• What the exercise asks: Copy all entries without alteration and skip the pictures they hold.

• Data records:
+---+

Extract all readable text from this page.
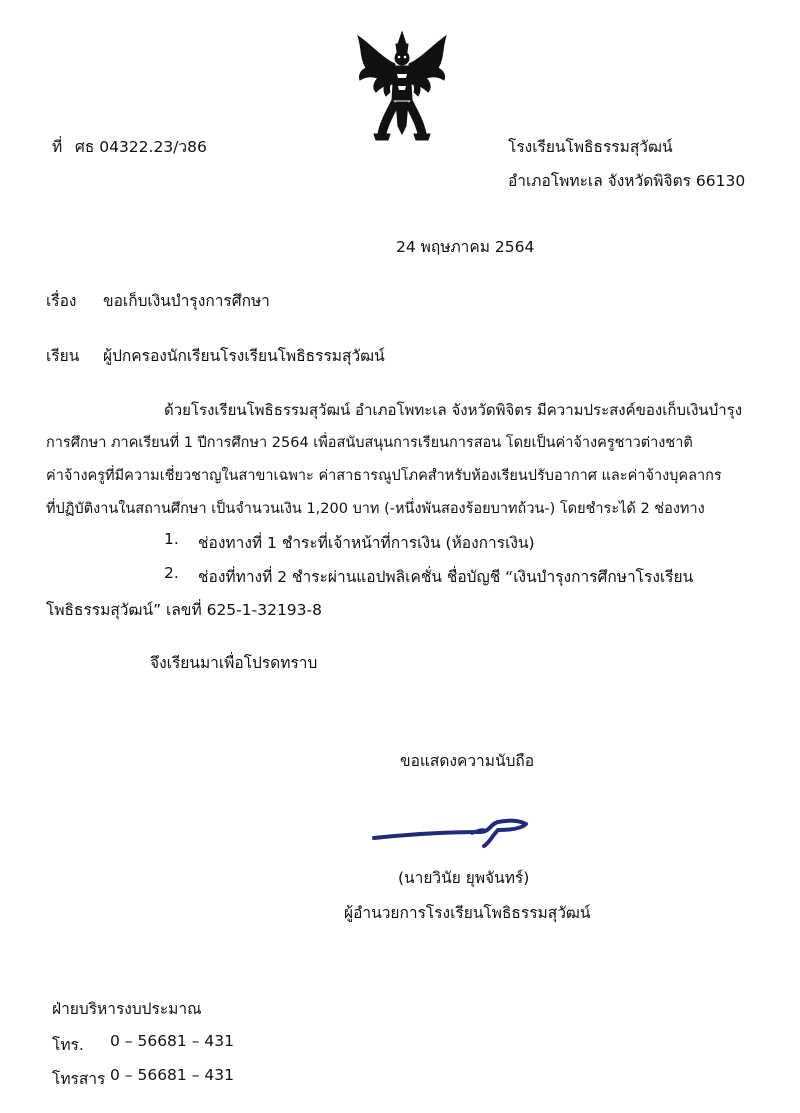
ที่ ศธ 04322.23/ว86	โรงเรียนโพธิธรรมสุวัฒน์
อำเภอโพทะเล จังหวัดพิจิตร 66130
24 พฤษภาคม 2564
เรื่อง ขอเก็บเงินบำรุงการศึกษา
เรียน ผู้ปกครองนักเรียนโรงเรียนโพธิธรรมสุวัฒน์
ด้วยโรงเรียนโพธิธรรมสุวัฒน์ อำเภอโพทะเล จังหวัดพิจิตร มีความประสงค์ของเก็บเงินบำรุง
การศึกษา ภาคเรียนที่ 1 ปีการศึกษา 2564 เพื่อสนับสนุนการเรียนการสอน โดยเป็นค่าจ้างครูชาวต่างชาติ
ค่าจ้างครูที่มีความเชี่ยวชาญในสาขาเฉพาะ ค่าสาธารณูปโภคสำหรับห้องเรียนปรับอากาศ และค่าจ้างบุคลากร
ที่ปฏิบัติงานในสถานศึกษา เป็นจำนวนเงิน 1,200 บาท (-หนึ่งพันสองร้อยบาทถ้วน-) โดยชำระได้ 2 ช่องทาง
1. ช่องทางที่ 1 ชำระที่เจ้าหน้าที่การเงิน (ห้องการเงิน)
2. ช่องที่ทางที่ 2 ชำระผ่านแอปพลิเคชั่น ชื่อบัญชี “เงินบำรุงการศึกษาโรงเรียน
โพธิธรรมสุวัฒน์” เลขที่ 625-1-32193-8
จึงเรียนมาเพื่อโปรดทราบ
ขอแสดงความนับถือ
(นายวินัย ยุพจันทร์)
ผู้อำนวยการโรงเรียนโพธิธรรมสุวัฒน์
ฝ่ายบริหารงบประมาณ
โทร. 0 – 56681 – 431
โทรสาร 0 – 56681 – 431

+---+

• Finished exercise:
Extract all readable text from this page.
ที่ ศธ 04322.23/ว86	โรงเรียนโพธิธรรมสุวัฒน์
อำเภอโพทะเล จังหวัดพิจิตร 66130
24 พฤษภาคม 2564
เรื่อง ขอเก็บเงินบำรุงการศึกษา
เรียน ผู้ปกครองนักเรียนโรงเรียนโพธิธรรมสุวัฒน์
ด้วยโรงเรียนโพธิธรรมสุวัฒน์ อำเภอโพทะเล จังหวัดพิจิตร มีความประสงค์ของเก็บเงินบำรุง
การศึกษา ภาคเรียนที่ 1 ปีการศึกษา 2564 เพื่อสนับสนุนการเรียนการสอน โดยเป็นค่าจ้างครูชาวต่างชาติ
ค่าจ้างครูที่มีความเชี่ยวชาญในสาขาเฉพาะ ค่าสาธารณูปโภคสำหรับห้องเรียนปรับอากาศ และค่าจ้างบุคลากร
ที่ปฏิบัติงานในสถานศึกษา เป็นจำนวนเงิน 1,200 บาท (-หนึ่งพันสองร้อยบาทถ้วน-) โดยชำระได้ 2 ช่องทาง
1. ช่องทางที่ 1 ชำระที่เจ้าหน้าที่การเงิน (ห้องการเงิน)
2. ช่องที่ทางที่ 2 ชำระผ่านแอปพลิเคชั่น ชื่อบัญชี “เงินบำรุงการศึกษาโรงเรียน
โพธิธรรมสุวัฒน์” เลขที่ 625-1-32193-8
จึงเรียนมาเพื่อโปรดทราบ
ขอแสดงความนับถือ
(นายวินัย ยุพจันทร์)
ผู้อำนวยการโรงเรียนโพธิธรรมสุวัฒน์
ฝ่ายบริหารงบประมาณ
โทร. 0 – 56681 – 431
โทรสาร 0 – 56681 – 431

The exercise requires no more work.